### [WRITTEN EXERCISE]
What is the number of lines in these entries that include "value"? Write that number and no other text.

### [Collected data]

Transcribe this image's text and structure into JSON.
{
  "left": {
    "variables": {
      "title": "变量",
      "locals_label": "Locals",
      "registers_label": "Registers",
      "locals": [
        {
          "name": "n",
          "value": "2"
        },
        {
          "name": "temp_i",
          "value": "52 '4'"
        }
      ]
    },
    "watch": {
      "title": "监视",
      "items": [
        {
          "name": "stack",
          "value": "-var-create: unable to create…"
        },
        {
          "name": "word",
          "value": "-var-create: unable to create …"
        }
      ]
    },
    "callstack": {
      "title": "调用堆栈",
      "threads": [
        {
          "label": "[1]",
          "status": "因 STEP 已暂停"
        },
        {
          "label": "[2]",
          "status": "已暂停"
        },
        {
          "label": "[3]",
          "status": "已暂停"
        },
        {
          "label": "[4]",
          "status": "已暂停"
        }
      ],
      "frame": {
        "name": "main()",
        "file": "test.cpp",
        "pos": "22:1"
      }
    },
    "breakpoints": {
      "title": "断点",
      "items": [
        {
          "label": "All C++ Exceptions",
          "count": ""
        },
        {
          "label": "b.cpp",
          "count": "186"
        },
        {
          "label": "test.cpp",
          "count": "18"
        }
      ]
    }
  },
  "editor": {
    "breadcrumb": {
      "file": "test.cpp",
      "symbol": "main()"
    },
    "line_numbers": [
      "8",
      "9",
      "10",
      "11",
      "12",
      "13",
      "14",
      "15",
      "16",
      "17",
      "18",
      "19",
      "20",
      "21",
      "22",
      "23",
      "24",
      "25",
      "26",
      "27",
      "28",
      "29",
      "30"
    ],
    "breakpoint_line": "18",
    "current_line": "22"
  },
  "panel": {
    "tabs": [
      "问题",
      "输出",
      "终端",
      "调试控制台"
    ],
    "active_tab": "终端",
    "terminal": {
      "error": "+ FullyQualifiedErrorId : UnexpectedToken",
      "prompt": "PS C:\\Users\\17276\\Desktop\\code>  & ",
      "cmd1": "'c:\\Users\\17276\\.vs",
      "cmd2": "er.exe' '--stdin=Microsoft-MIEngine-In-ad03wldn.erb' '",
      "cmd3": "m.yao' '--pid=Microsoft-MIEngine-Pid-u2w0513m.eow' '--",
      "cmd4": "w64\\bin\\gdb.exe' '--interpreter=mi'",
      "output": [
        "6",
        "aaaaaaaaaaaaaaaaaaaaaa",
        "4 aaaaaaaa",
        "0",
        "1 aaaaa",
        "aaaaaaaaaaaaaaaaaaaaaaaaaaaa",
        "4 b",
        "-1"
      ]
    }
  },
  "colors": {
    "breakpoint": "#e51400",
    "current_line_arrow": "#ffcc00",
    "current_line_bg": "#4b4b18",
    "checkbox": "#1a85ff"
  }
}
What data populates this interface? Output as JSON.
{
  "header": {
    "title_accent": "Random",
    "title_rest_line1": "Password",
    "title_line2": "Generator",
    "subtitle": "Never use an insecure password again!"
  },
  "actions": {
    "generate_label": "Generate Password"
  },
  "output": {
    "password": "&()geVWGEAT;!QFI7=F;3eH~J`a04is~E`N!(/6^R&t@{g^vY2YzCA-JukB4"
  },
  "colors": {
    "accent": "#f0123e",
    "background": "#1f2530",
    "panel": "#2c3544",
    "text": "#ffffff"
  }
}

### [SOLUTION TO THE EXERCISE]
4